↓↓↓

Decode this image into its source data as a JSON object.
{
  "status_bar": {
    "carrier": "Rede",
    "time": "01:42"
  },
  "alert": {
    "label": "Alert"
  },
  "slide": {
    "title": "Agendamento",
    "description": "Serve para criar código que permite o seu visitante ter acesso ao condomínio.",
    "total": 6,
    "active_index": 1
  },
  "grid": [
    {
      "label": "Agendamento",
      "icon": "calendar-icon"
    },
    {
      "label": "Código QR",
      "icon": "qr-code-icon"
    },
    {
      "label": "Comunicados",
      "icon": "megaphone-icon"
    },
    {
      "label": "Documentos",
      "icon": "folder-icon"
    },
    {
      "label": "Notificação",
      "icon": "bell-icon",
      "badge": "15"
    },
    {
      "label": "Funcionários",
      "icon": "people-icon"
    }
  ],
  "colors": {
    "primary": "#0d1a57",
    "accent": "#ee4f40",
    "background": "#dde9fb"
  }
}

↑↑↑

● Problem to work on
Take the entries above and transcribe them in full.

● Output for this exercise
Decode this image into its source data as a JSON object.
{
  "status_bar": {
    "carrier": "Rede",
    "time": "01:42"
  },
  "alert": {
    "label": "Alert"
  },
  "slide": {
    "title": "Agendamento",
    "description": "Serve para criar código que permite o seu visitante ter acesso ao condomínio.",
    "total": 6,
    "active_index": 1
  },
  "grid": [
    {
      "label": "Agendamento",
      "icon": "calendar-icon"
    },
    {
      "label": "Código QR",
      "icon": "qr-code-icon"
    },
    {
      "label": "Comunicados",
      "icon": "megaphone-icon"
    },
    {
      "label": "Documentos",
      "icon": "folder-icon"
    },
    {
      "label": "Notificação",
      "icon": "bell-icon",
      "badge": "15"
    },
    {
      "label": "Funcionários",
      "icon": "people-icon"
    }
  ],
  "colors": {
    "primary": "#0d1a57",
    "accent": "#ee4f40",
    "background": "#dde9fb"
  }
}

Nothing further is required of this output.